Items listed in a dataset:
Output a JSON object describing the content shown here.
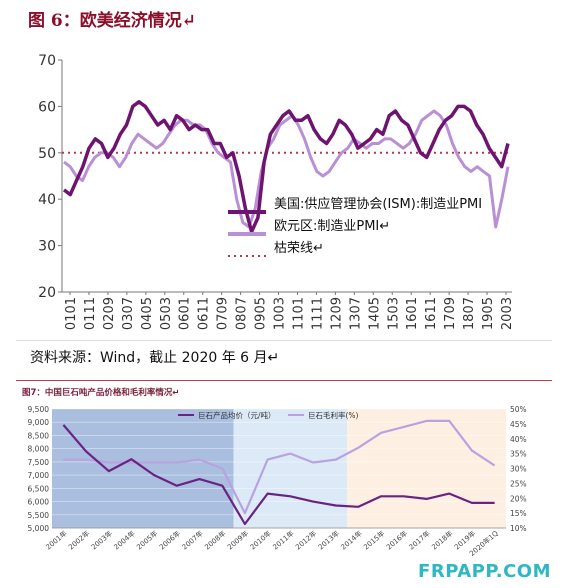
{
  "top_chart_title": "图 6：欧美经济情况↵",
  "source_text": "资料来源：Wind，截止 2020 年 6 月↵",
  "bottom_chart_title": "图7：中国巨石吨产品价格和毛利率情况↵",
  "watermark": "FRPAPP.COM",
  "colors": {
    "ism": "#6E1470",
    "eu": "#B98FD6",
    "gdp_line": "#C0354A",
    "bottom_price": "#6A2380",
    "bottom_margin": "#B9A2E0",
    "band1": "#8EA9D6",
    "band2": "#DCEAF7",
    "band3": "#FDF0E2"
  },
  "chart_data": [
    {
      "type": "line",
      "title": "图 6：欧美经济情况",
      "ylim": [
        20,
        70
      ],
      "yticks": [
        "20",
        "30",
        "40",
        "50",
        "60",
        "70"
      ],
      "xticks": [
        "0101",
        "0111",
        "0209",
        "0307",
        "0405",
        "0503",
        "0601",
        "0611",
        "0709",
        "0807",
        "0905",
        "1003",
        "1101",
        "1111",
        "1209",
        "1307",
        "1405",
        "1503",
        "1601",
        "1611",
        "1709",
        "1807",
        "1905",
        "2003"
      ],
      "legend": {
        "position": "center-right",
        "entries": [
          "美国:供应管理协会(ISM):制造业PMI",
          "欧元区:制造业PMI↵",
          "枯荣线↵",
          ""
        ]
      },
      "reference_line": {
        "y": 50
      },
      "series": [
        {
          "name": "美国:供应管理协会(ISM):制造业PMI",
          "values": [
            42,
            41,
            44,
            47,
            51,
            53,
            52,
            49,
            51,
            54,
            56,
            60,
            61,
            60,
            58,
            56,
            57,
            55,
            58,
            57,
            55,
            56,
            55,
            55,
            52,
            52,
            49,
            50,
            45,
            38,
            33,
            36,
            48,
            54,
            56,
            58,
            59,
            57,
            57,
            58,
            55,
            53,
            52,
            54,
            57,
            56,
            54,
            51,
            52,
            53,
            55,
            54,
            58,
            59,
            57,
            56,
            53,
            50,
            49,
            52,
            55,
            57,
            58,
            60,
            60,
            59,
            56,
            54,
            51,
            49,
            47,
            52
          ],
          "x_start": "2001-01",
          "x_end": "2020-06"
        },
        {
          "name": "欧元区:制造业PMI↵",
          "values": [
            48,
            47,
            45,
            44,
            47,
            49,
            50,
            50,
            49,
            47,
            49,
            52,
            54,
            53,
            52,
            51,
            52,
            54,
            56,
            57,
            57,
            56,
            56,
            55,
            52,
            50,
            49,
            48,
            40,
            35,
            34,
            38,
            46,
            51,
            53,
            56,
            57,
            58,
            56,
            53,
            49,
            46,
            45,
            46,
            48,
            50,
            51,
            53,
            52,
            51,
            52,
            52,
            53,
            53,
            52,
            51,
            52,
            54,
            57,
            58,
            59,
            58,
            56,
            52,
            49,
            47,
            46,
            47,
            46,
            45,
            34,
            40,
            47
          ],
          "x_start": "2001-01",
          "x_end": "2020-06"
        }
      ]
    },
    {
      "type": "line",
      "title": "图7：中国巨石吨产品价格和毛利率情况",
      "categories": [
        "2001年",
        "2002年",
        "2003年",
        "2004年",
        "2005年",
        "2006年",
        "2007年",
        "2008年",
        "2009年",
        "2010年",
        "2011年",
        "2012年",
        "2013年",
        "2014年",
        "2015年",
        "2016年",
        "2017年",
        "2018年",
        "2019年",
        "2020年1Q"
      ],
      "y_left": {
        "lim": [
          5000,
          9500
        ],
        "ticks": [
          "5,000",
          "5,500",
          "6,000",
          "6,500",
          "7,000",
          "7,500",
          "8,000",
          "8,500",
          "9,000",
          "9,500"
        ]
      },
      "y_right": {
        "lim": [
          10,
          50
        ],
        "ticks": [
          "10%",
          "15%",
          "20%",
          "25%",
          "30%",
          "35%",
          "40%",
          "45%",
          "50%"
        ]
      },
      "legend": {
        "position": "top-center",
        "entries": [
          "巨石产品均价（元/吨）",
          "巨石毛利率(%)"
        ]
      },
      "series": [
        {
          "name": "巨石产品均价（元/吨）",
          "axis": "left",
          "values": [
            8900,
            7900,
            7150,
            7600,
            7000,
            6600,
            6850,
            6600,
            5150,
            6300,
            6200,
            6000,
            5850,
            5800,
            6200,
            6200,
            6100,
            6300,
            5950,
            5950
          ]
        },
        {
          "name": "巨石毛利率(%)",
          "axis": "right",
          "values": [
            33,
            33,
            32,
            32,
            32,
            32,
            33,
            30,
            15,
            33,
            35,
            32,
            33,
            37,
            42,
            44,
            46,
            46,
            36,
            31
          ]
        }
      ]
    }
  ]
}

- EXERCISE
Count the lines of the material that include the word "制造业PMI", then state only the total.

- WORKED ANSWER
4